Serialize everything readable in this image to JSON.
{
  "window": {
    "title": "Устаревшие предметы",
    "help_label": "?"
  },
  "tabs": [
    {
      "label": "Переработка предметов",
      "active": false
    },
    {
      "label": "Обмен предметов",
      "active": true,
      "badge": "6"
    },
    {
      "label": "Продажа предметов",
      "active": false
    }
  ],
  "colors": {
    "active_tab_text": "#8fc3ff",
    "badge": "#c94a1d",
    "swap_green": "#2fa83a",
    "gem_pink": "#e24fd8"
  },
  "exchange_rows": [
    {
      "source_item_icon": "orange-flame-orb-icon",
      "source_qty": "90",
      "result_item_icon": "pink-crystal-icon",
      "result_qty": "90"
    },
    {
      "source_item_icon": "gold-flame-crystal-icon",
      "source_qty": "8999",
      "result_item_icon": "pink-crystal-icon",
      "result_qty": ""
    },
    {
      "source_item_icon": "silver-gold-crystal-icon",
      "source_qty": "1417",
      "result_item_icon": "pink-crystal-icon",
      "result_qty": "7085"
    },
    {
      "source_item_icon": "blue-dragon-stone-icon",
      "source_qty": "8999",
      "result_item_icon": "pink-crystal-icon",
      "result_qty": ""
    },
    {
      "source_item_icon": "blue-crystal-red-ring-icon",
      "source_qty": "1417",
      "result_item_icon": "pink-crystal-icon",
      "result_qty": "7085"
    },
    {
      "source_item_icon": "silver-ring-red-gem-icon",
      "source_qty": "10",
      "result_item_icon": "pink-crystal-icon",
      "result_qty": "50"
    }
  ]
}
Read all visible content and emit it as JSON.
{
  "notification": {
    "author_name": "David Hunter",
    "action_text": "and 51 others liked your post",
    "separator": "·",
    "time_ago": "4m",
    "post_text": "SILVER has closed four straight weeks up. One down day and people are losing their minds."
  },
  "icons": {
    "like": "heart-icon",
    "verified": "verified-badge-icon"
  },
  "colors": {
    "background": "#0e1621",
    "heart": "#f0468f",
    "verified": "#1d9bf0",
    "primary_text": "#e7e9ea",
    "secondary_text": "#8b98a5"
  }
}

━━━━

- **Exercise directions**: Identify each line in the records above containing the word "JSON"; copy those lines.

- **Answer to this exercise**:
Serialize everything readable in this image to JSON.
Read all visible content and emit it as JSON.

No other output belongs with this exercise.